*WHAT THE EXERCISE ASKS*:
Write out the material exactly, without any of its pictures.

*SUPPLIED ENTRIES*:

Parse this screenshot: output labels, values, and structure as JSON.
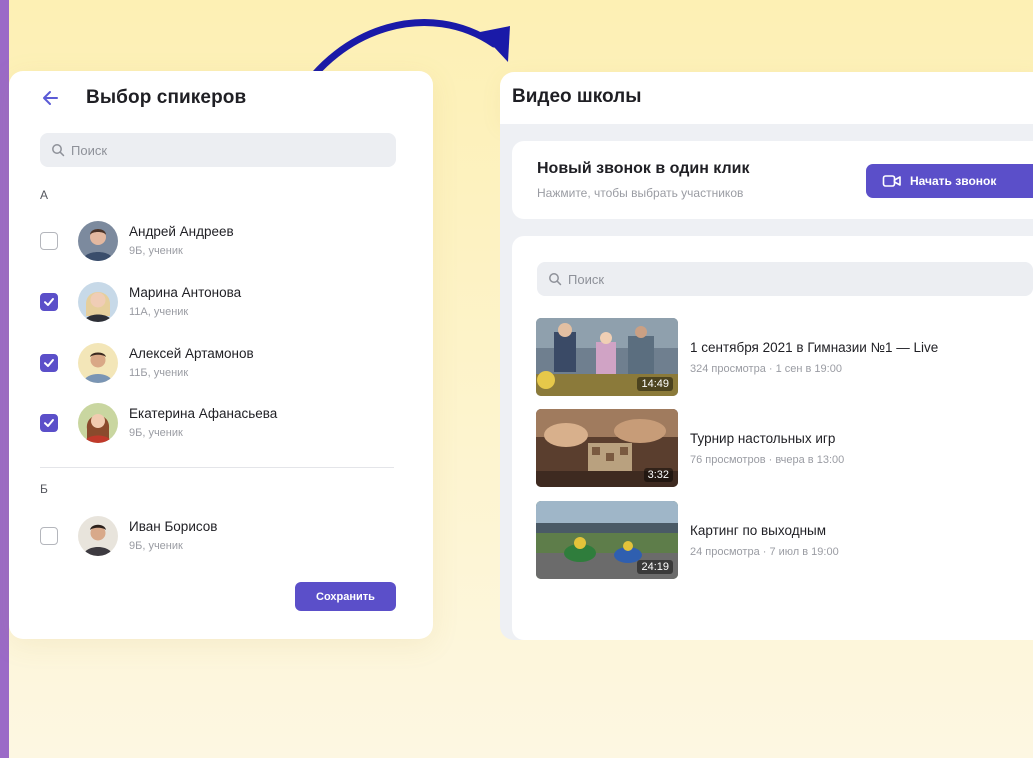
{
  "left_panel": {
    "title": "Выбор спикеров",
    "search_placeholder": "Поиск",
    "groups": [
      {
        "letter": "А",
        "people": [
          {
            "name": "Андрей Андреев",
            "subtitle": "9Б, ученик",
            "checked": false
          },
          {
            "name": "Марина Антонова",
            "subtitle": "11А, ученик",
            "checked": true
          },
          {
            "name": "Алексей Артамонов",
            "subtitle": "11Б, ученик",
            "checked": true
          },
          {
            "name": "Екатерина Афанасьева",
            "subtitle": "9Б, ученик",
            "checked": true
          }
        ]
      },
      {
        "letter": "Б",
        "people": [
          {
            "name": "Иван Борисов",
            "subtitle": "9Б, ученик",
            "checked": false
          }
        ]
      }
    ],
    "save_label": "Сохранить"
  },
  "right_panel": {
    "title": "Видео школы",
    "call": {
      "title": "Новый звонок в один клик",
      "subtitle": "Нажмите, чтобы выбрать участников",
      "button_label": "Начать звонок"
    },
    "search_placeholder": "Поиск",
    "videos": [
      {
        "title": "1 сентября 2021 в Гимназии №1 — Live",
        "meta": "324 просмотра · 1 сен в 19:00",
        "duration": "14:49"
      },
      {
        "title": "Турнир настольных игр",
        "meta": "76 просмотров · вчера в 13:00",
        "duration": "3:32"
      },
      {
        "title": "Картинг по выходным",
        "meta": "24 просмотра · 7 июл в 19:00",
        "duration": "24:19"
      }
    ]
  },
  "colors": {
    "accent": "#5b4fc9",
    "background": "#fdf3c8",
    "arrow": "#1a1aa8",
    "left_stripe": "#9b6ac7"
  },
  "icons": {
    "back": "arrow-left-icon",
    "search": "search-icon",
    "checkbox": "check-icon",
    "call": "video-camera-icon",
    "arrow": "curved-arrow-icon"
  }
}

*REPLY*:
Parse this screenshot: output labels, values, and structure as JSON.
{
  "left_panel": {
    "title": "Выбор спикеров",
    "search_placeholder": "Поиск",
    "groups": [
      {
        "letter": "А",
        "people": [
          {
            "name": "Андрей Андреев",
            "subtitle": "9Б, ученик",
            "checked": false
          },
          {
            "name": "Марина Антонова",
            "subtitle": "11А, ученик",
            "checked": true
          },
          {
            "name": "Алексей Артамонов",
            "subtitle": "11Б, ученик",
            "checked": true
          },
          {
            "name": "Екатерина Афанасьева",
            "subtitle": "9Б, ученик",
            "checked": true
          }
        ]
      },
      {
        "letter": "Б",
        "people": [
          {
            "name": "Иван Борисов",
            "subtitle": "9Б, ученик",
            "checked": false
          }
        ]
      }
    ],
    "save_label": "Сохранить"
  },
  "right_panel": {
    "title": "Видео школы",
    "call": {
      "title": "Новый звонок в один клик",
      "subtitle": "Нажмите, чтобы выбрать участников",
      "button_label": "Начать звонок"
    },
    "search_placeholder": "Поиск",
    "videos": [
      {
        "title": "1 сентября 2021 в Гимназии №1 — Live",
        "meta": "324 просмотра · 1 сен в 19:00",
        "duration": "14:49"
      },
      {
        "title": "Турнир настольных игр",
        "meta": "76 просмотров · вчера в 13:00",
        "duration": "3:32"
      },
      {
        "title": "Картинг по выходным",
        "meta": "24 просмотра · 7 июл в 19:00",
        "duration": "24:19"
      }
    ]
  },
  "colors": {
    "accent": "#5b4fc9",
    "background": "#fdf3c8",
    "arrow": "#1a1aa8",
    "left_stripe": "#9b6ac7"
  },
  "icons": {
    "back": "arrow-left-icon",
    "search": "search-icon",
    "checkbox": "check-icon",
    "call": "video-camera-icon",
    "arrow": "curved-arrow-icon"
  }
}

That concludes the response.